» **Provided data**:
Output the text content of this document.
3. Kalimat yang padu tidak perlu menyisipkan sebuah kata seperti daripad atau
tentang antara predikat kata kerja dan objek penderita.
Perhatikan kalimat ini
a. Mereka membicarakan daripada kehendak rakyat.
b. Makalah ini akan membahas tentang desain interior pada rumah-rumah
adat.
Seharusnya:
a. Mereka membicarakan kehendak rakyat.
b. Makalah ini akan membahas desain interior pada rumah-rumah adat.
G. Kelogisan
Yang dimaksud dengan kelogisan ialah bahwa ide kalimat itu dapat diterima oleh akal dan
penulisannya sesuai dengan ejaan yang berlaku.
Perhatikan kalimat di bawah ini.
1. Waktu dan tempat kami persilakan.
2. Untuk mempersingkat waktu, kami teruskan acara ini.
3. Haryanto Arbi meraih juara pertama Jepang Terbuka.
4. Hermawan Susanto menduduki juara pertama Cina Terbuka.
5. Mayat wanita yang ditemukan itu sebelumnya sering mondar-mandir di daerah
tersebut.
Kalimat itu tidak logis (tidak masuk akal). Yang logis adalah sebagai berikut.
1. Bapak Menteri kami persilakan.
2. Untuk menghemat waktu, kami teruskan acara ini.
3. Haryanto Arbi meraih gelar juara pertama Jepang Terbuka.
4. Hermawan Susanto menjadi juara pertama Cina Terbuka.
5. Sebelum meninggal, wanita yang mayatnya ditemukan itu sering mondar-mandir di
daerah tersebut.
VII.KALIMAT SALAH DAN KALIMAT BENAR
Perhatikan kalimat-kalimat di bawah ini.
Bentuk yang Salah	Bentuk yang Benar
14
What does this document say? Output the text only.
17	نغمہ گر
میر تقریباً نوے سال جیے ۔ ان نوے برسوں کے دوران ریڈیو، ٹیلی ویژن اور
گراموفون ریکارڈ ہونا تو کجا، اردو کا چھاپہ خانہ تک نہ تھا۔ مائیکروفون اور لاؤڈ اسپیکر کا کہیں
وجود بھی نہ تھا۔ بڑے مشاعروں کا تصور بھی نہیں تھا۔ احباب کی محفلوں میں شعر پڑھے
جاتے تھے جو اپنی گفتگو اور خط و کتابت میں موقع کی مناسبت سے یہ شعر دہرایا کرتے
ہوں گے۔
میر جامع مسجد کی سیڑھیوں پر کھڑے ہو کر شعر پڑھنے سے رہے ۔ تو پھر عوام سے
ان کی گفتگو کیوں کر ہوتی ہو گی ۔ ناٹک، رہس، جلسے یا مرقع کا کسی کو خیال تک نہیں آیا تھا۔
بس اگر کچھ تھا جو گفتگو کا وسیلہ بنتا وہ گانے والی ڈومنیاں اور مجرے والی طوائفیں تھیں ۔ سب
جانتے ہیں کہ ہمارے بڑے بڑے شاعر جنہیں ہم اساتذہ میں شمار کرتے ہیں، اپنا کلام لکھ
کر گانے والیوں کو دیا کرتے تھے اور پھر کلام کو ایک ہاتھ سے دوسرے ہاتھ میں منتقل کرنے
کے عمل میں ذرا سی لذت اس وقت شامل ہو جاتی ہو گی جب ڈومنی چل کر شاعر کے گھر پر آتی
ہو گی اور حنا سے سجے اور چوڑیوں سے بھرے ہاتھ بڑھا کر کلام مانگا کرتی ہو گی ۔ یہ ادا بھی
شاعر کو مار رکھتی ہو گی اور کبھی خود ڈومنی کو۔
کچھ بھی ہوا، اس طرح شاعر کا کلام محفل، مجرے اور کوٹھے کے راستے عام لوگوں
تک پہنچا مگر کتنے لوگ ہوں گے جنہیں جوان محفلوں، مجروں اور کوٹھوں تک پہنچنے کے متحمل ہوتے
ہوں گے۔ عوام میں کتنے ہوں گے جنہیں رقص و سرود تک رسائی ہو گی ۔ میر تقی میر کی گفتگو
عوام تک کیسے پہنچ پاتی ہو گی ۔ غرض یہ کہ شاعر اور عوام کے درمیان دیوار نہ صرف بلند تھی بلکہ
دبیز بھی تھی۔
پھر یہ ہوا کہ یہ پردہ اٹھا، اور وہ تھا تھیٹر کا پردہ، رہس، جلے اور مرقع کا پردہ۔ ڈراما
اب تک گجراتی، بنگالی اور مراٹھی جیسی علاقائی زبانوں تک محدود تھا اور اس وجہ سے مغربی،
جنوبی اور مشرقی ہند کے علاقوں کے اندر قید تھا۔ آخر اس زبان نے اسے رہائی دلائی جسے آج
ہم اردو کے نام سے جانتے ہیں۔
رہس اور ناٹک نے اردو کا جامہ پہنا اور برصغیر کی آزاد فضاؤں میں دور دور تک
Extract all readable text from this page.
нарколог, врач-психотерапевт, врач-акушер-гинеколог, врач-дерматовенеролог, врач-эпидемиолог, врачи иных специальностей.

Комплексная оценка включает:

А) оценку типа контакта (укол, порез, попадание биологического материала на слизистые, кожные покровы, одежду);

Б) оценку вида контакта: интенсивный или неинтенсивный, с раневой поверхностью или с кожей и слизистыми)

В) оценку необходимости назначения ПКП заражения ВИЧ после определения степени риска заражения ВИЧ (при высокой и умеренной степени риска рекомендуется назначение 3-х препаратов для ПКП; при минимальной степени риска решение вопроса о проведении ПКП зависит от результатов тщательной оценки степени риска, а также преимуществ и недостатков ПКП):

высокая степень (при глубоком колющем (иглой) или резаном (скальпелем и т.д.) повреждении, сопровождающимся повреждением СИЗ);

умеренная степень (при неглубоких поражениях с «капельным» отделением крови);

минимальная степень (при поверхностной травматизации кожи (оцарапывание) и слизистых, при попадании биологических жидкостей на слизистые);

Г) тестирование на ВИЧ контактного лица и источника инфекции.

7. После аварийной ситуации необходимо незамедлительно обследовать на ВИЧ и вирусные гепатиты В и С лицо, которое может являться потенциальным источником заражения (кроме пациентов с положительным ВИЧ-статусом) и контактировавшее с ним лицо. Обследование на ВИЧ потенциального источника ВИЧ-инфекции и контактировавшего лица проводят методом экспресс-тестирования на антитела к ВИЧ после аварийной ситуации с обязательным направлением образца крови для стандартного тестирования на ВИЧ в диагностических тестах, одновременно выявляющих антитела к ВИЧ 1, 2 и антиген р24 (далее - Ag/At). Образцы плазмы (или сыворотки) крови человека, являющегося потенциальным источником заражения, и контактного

» **Problem requirements**: Set down the material above again, word for word.

» **Task response**:
Output the text content of this document.
3. Kalimat yang padu tidak perlu menyisipkan sebuah kata seperti daripad atau
tentang antara predikat kata kerja dan objek penderita.
Perhatikan kalimat ini
a. Mereka membicarakan daripada kehendak rakyat.
b. Makalah ini akan membahas tentang desain interior pada rumah-rumah
adat.
Seharusnya:
a. Mereka membicarakan kehendak rakyat.
b. Makalah ini akan membahas desain interior pada rumah-rumah adat.
G. Kelogisan
Yang dimaksud dengan kelogisan ialah bahwa ide kalimat itu dapat diterima oleh akal dan
penulisannya sesuai dengan ejaan yang berlaku.
Perhatikan kalimat di bawah ini.
1. Waktu dan tempat kami persilakan.
2. Untuk mempersingkat waktu, kami teruskan acara ini.
3. Haryanto Arbi meraih juara pertama Jepang Terbuka.
4. Hermawan Susanto menduduki juara pertama Cina Terbuka.
5. Mayat wanita yang ditemukan itu sebelumnya sering mondar-mandir di daerah
tersebut.
Kalimat itu tidak logis (tidak masuk akal). Yang logis adalah sebagai berikut.
1. Bapak Menteri kami persilakan.
2. Untuk menghemat waktu, kami teruskan acara ini.
3. Haryanto Arbi meraih gelar juara pertama Jepang Terbuka.
4. Hermawan Susanto menjadi juara pertama Cina Terbuka.
5. Sebelum meninggal, wanita yang mayatnya ditemukan itu sering mondar-mandir di
daerah tersebut.
VII.KALIMAT SALAH DAN KALIMAT BENAR
Perhatikan kalimat-kalimat di bawah ini.
Bentuk yang Salah	Bentuk yang Benar
14
What does this document say? Output the text only.
17	نغمہ گر
میر تقریباً نوے سال جیے ۔ ان نوے برسوں کے دوران ریڈیو، ٹیلی ویژن اور
گراموفون ریکارڈ ہونا تو کجا، اردو کا چھاپہ خانہ تک نہ تھا۔ مائیکروفون اور لاؤڈ اسپیکر کا کہیں
وجود بھی نہ تھا۔ بڑے مشاعروں کا تصور بھی نہیں تھا۔ احباب کی محفلوں میں شعر پڑھے
جاتے تھے جو اپنی گفتگو اور خط و کتابت میں موقع کی مناسبت سے یہ شعر دہرایا کرتے
ہوں گے۔
میر جامع مسجد کی سیڑھیوں پر کھڑے ہو کر شعر پڑھنے سے رہے ۔ تو پھر عوام سے
ان کی گفتگو کیوں کر ہوتی ہو گی ۔ ناٹک، رہس، جلسے یا مرقع کا کسی کو خیال تک نہیں آیا تھا۔
بس اگر کچھ تھا جو گفتگو کا وسیلہ بنتا وہ گانے والی ڈومنیاں اور مجرے والی طوائفیں تھیں ۔ سب
جانتے ہیں کہ ہمارے بڑے بڑے شاعر جنہیں ہم اساتذہ میں شمار کرتے ہیں، اپنا کلام لکھ
کر گانے والیوں کو دیا کرتے تھے اور پھر کلام کو ایک ہاتھ سے دوسرے ہاتھ میں منتقل کرنے
کے عمل میں ذرا سی لذت اس وقت شامل ہو جاتی ہو گی جب ڈومنی چل کر شاعر کے گھر پر آتی
ہو گی اور حنا سے سجے اور چوڑیوں سے بھرے ہاتھ بڑھا کر کلام مانگا کرتی ہو گی ۔ یہ ادا بھی
شاعر کو مار رکھتی ہو گی اور کبھی خود ڈومنی کو۔
کچھ بھی ہوا، اس طرح شاعر کا کلام محفل، مجرے اور کوٹھے کے راستے عام لوگوں
تک پہنچا مگر کتنے لوگ ہوں گے جنہیں جوان محفلوں، مجروں اور کوٹھوں تک پہنچنے کے متحمل ہوتے
ہوں گے۔ عوام میں کتنے ہوں گے جنہیں رقص و سرود تک رسائی ہو گی ۔ میر تقی میر کی گفتگو
عوام تک کیسے پہنچ پاتی ہو گی ۔ غرض یہ کہ شاعر اور عوام کے درمیان دیوار نہ صرف بلند تھی بلکہ
دبیز بھی تھی۔
پھر یہ ہوا کہ یہ پردہ اٹھا، اور وہ تھا تھیٹر کا پردہ، رہس، جلے اور مرقع کا پردہ۔ ڈراما
اب تک گجراتی، بنگالی اور مراٹھی جیسی علاقائی زبانوں تک محدود تھا اور اس وجہ سے مغربی،
جنوبی اور مشرقی ہند کے علاقوں کے اندر قید تھا۔ آخر اس زبان نے اسے رہائی دلائی جسے آج
ہم اردو کے نام سے جانتے ہیں۔
رہس اور ناٹک نے اردو کا جامہ پہنا اور برصغیر کی آزاد فضاؤں میں دور دور تک
Extract all readable text from this page.
нарколог, врач-психотерапевт, врач-акушер-гинеколог, врач-дерматовенеролог, врач-эпидемиолог, врачи иных специальностей.

Комплексная оценка включает:

А) оценку типа контакта (укол, порез, попадание биологического материала на слизистые, кожные покровы, одежду);

Б) оценку вида контакта: интенсивный или неинтенсивный, с раневой поверхностью или с кожей и слизистыми)

В) оценку необходимости назначения ПКП заражения ВИЧ после определения степени риска заражения ВИЧ (при высокой и умеренной степени риска рекомендуется назначение 3-х препаратов для ПКП; при минимальной степени риска решение вопроса о проведении ПКП зависит от результатов тщательной оценки степени риска, а также преимуществ и недостатков ПКП):

высокая степень (при глубоком колющем (иглой) или резаном (скальпелем и т.д.) повреждении, сопровождающимся повреждением СИЗ);

умеренная степень (при неглубоких поражениях с «капельным» отделением крови);

минимальная степень (при поверхностной травматизации кожи (оцарапывание) и слизистых, при попадании биологических жидкостей на слизистые);

Г) тестирование на ВИЧ контактного лица и источника инфекции.

7. После аварийной ситуации необходимо незамедлительно обследовать на ВИЧ и вирусные гепатиты В и С лицо, которое может являться потенциальным источником заражения (кроме пациентов с положительным ВИЧ-статусом) и контактировавшее с ним лицо. Обследование на ВИЧ потенциального источника ВИЧ-инфекции и контактировавшего лица проводят методом экспресс-тестирования на антитела к ВИЧ после аварийной ситуации с обязательным направлением образца крови для стандартного тестирования на ВИЧ в диагностических тестах, одновременно выявляющих антитела к ВИЧ 1, 2 и антиген р24 (далее - Ag/At). Образцы плазмы (или сыворотки) крови человека, являющегося потенциальным источником заражения, и контактного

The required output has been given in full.